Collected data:
|---|
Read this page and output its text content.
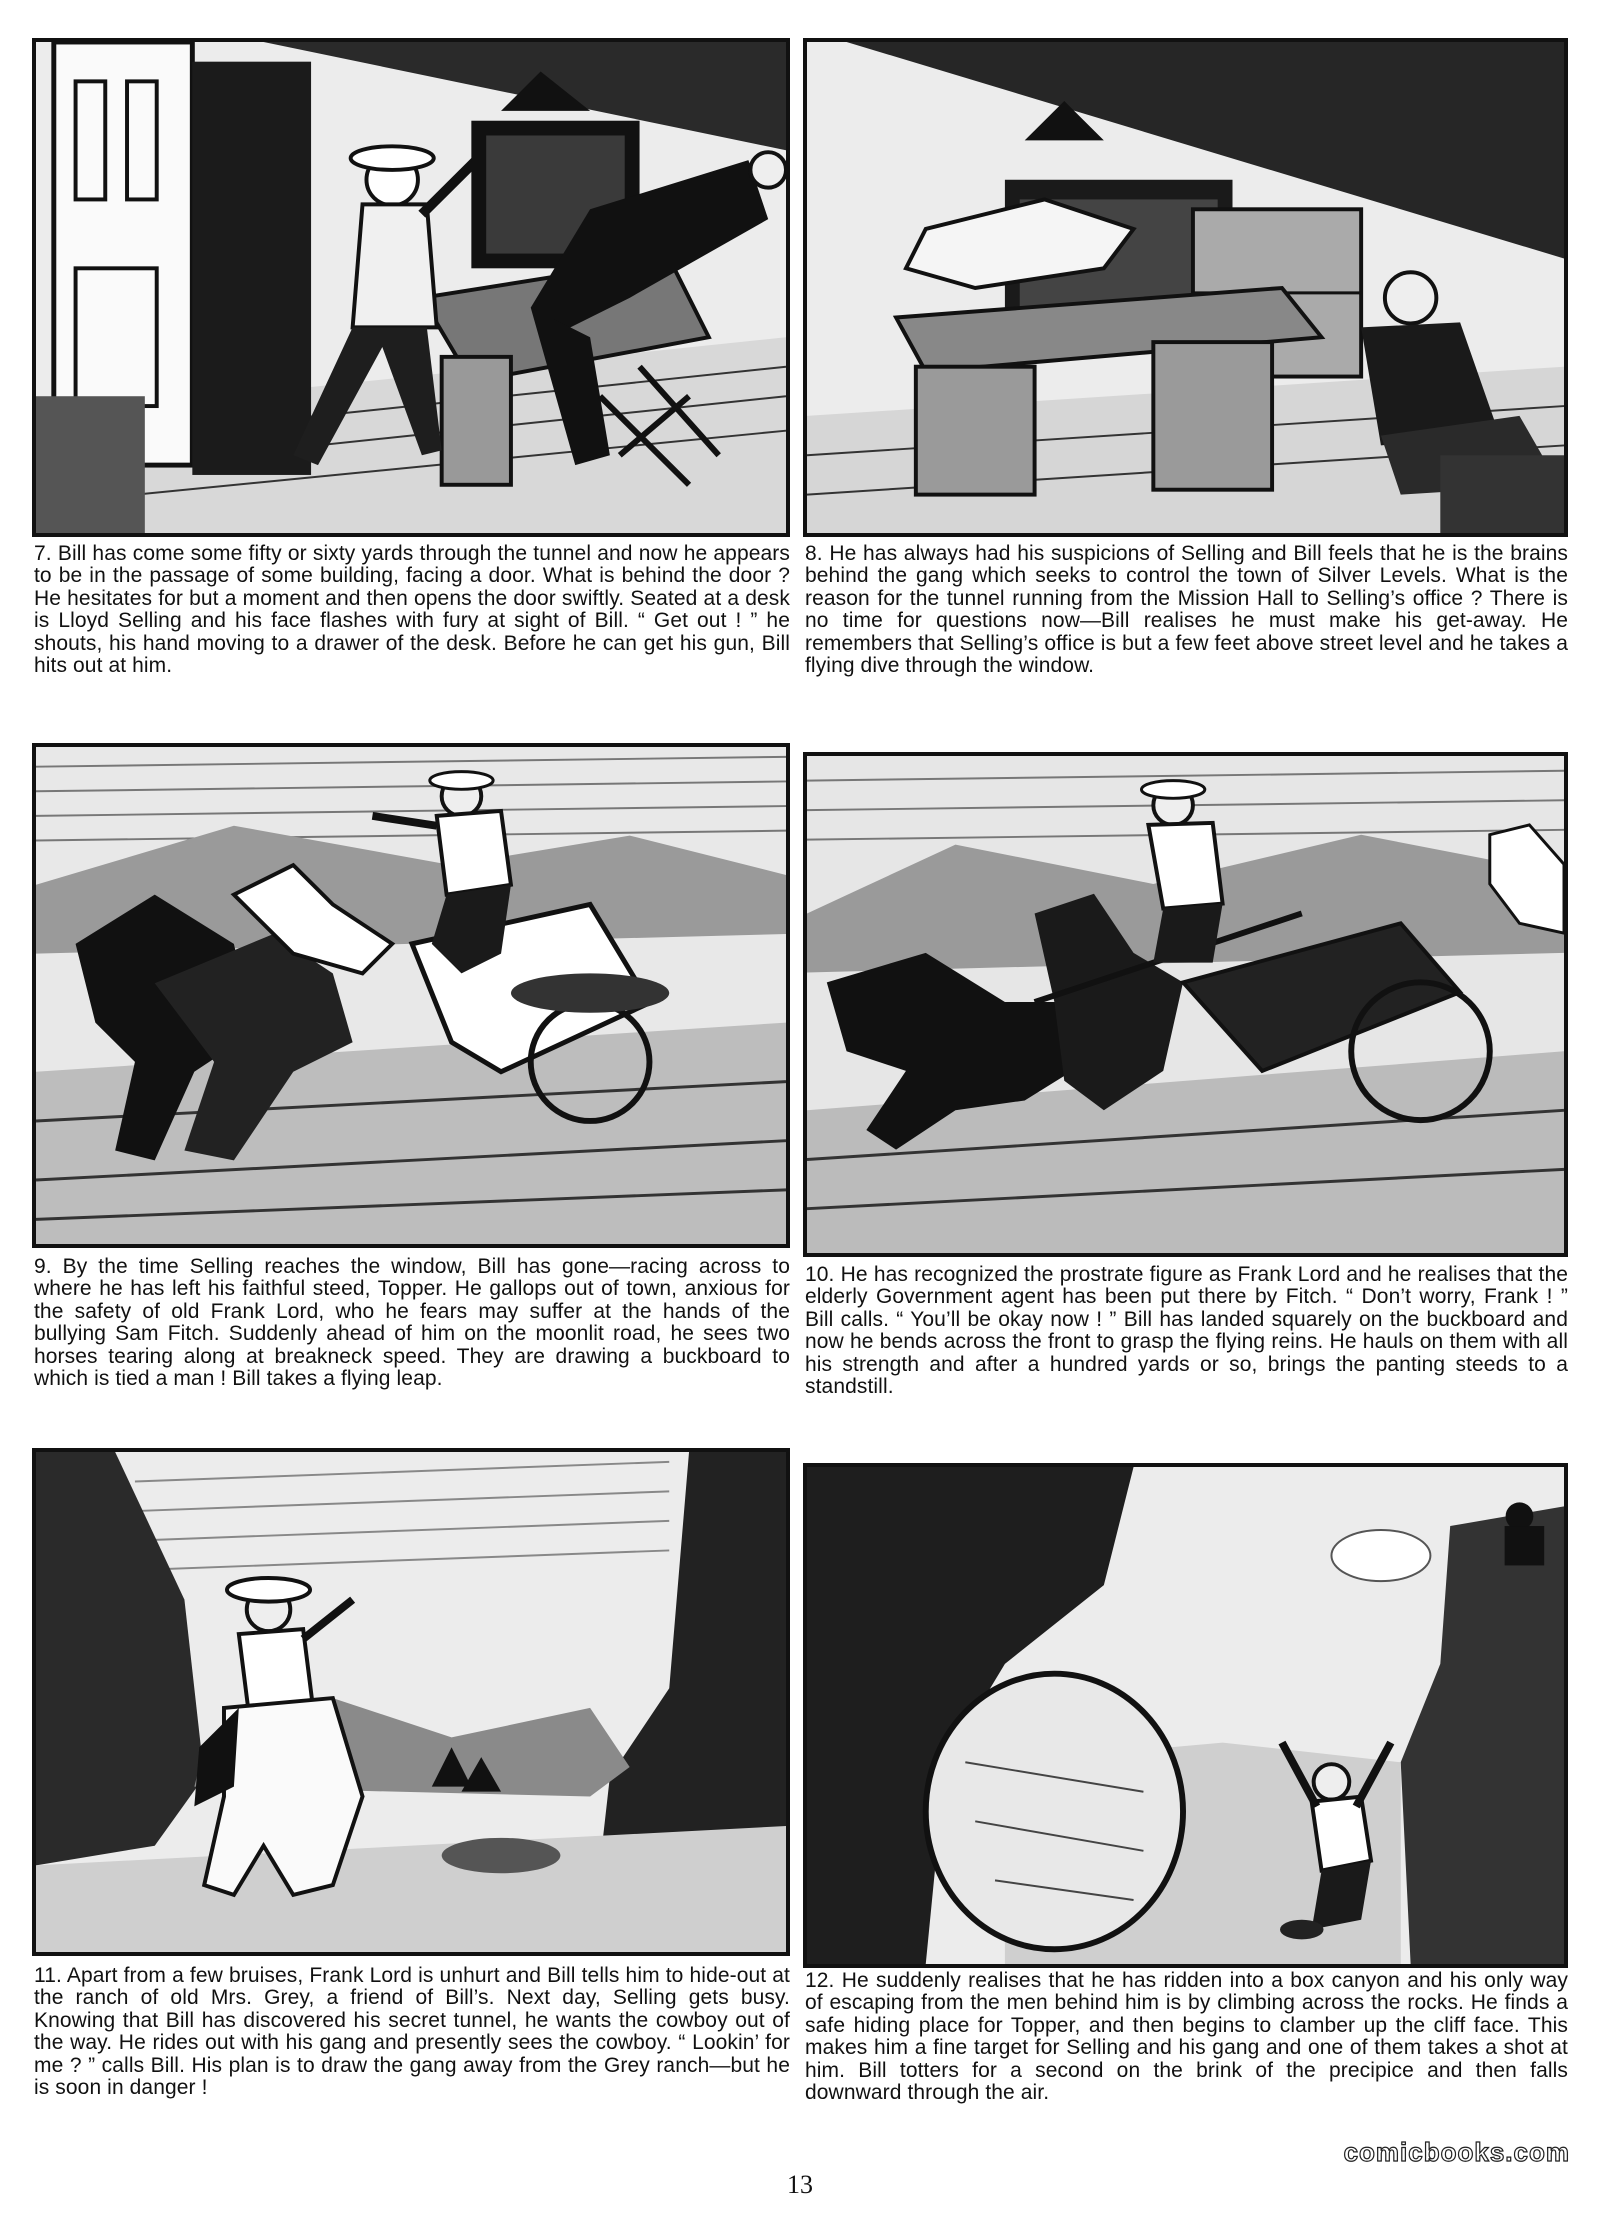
7. Bill has come some fifty or sixty yards through the tunnel and now he appears to be in the passage of some building, facing a door. What is behind the door ? He hesitates for but a moment and then opens the door swiftly. Seated at a desk is Lloyd Selling and his face flashes with fury at sight of Bill. “ Get out ! ” he shouts, his hand moving to a drawer of the desk. Before he can get his gun, Bill hits out at him.

8. He has always had his suspicions of Selling and Bill feels that he is the brains behind the gang which seeks to control the town of Silver Levels. What is the reason for the tunnel running from the Mission Hall to Selling’s office ? There is no time for questions now—Bill realises he must make his get-away. He remembers that Selling’s office is but a few feet above street level and he takes a flying dive through the window.

9. By the time Selling reaches the window, Bill has gone—racing across to where he has left his faithful steed, Topper. He gallops out of town, anxious for the safety of old Frank Lord, who he fears may suffer at the hands of the bullying Sam Fitch. Suddenly ahead of him on the moonlit road, he sees two horses tearing along at breakneck speed. They are drawing a buckboard to which is tied a man ! Bill takes a flying leap.

10. He has recognized the prostrate figure as Frank Lord and he realises that the elderly Government agent has been put there by Fitch. “ Don’t worry, Frank ! ” Bill calls. “ You’ll be okay now ! ” Bill has landed squarely on the buckboard and now he bends across the front to grasp the flying reins. He hauls on them with all his strength and after a hundred yards or so, brings the panting steeds to a standstill.

11. Apart from a few bruises, Frank Lord is unhurt and Bill tells him to hide-out at the ranch of old Mrs. Grey, a friend of Bill’s. Next day, Selling gets busy. Knowing that Bill has discovered his secret tunnel, he wants the cowboy out of the way. He rides out with his gang and presently sees the cowboy. “ Lookin’ for me ? ” calls Bill. His plan is to draw the gang away from the Grey ranch—but he is soon in danger !

12. He suddenly realises that he has ridden into a box canyon and his only way of escaping from the men behind him is by climbing across the rocks. He finds a safe hiding place for Topper, and then begins to clamber up the cliff face. This makes him a fine target for Selling and his gang and one of them takes a shot at him. Bill totters for a second on the brink of the precipice and then falls downward through the air.

13
comicbooks.com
|---|
• _What this task involves_
Leave the pictures out, and transcribe each of the records exactly.

• _Exercise answer_
Read this page and output its text content.
7. Bill has come some fifty or sixty yards through the tunnel and now he appears to be in the passage of some building, facing a door. What is behind the door ? He hesitates for but a moment and then opens the door swiftly. Seated at a desk is Lloyd Selling and his face flashes with fury at sight of Bill. “ Get out ! ” he shouts, his hand moving to a drawer of the desk. Before he can get his gun, Bill hits out at him.

8. He has always had his suspicions of Selling and Bill feels that he is the brains behind the gang which seeks to control the town of Silver Levels. What is the reason for the tunnel running from the Mission Hall to Selling’s office ? There is no time for questions now—Bill realises he must make his get-away. He remembers that Selling’s office is but a few feet above street level and he takes a flying dive through the window.

9. By the time Selling reaches the window, Bill has gone—racing across to where he has left his faithful steed, Topper. He gallops out of town, anxious for the safety of old Frank Lord, who he fears may suffer at the hands of the bullying Sam Fitch. Suddenly ahead of him on the moonlit road, he sees two horses tearing along at breakneck speed. They are drawing a buckboard to which is tied a man ! Bill takes a flying leap.

10. He has recognized the prostrate figure as Frank Lord and he realises that the elderly Government agent has been put there by Fitch. “ Don’t worry, Frank ! ” Bill calls. “ You’ll be okay now ! ” Bill has landed squarely on the buckboard and now he bends across the front to grasp the flying reins. He hauls on them with all his strength and after a hundred yards or so, brings the panting steeds to a standstill.

11. Apart from a few bruises, Frank Lord is unhurt and Bill tells him to hide-out at the ranch of old Mrs. Grey, a friend of Bill’s. Next day, Selling gets busy. Knowing that Bill has discovered his secret tunnel, he wants the cowboy out of the way. He rides out with his gang and presently sees the cowboy. “ Lookin’ for me ? ” calls Bill. His plan is to draw the gang away from the Grey ranch—but he is soon in danger !

12. He suddenly realises that he has ridden into a box canyon and his only way of escaping from the men behind him is by climbing across the rocks. He finds a safe hiding place for Topper, and then begins to clamber up the cliff face. This makes him a fine target for Selling and his gang and one of them takes a shot at him. Bill totters for a second on the brink of the precipice and then falls downward through the air.

13
comicbooks.com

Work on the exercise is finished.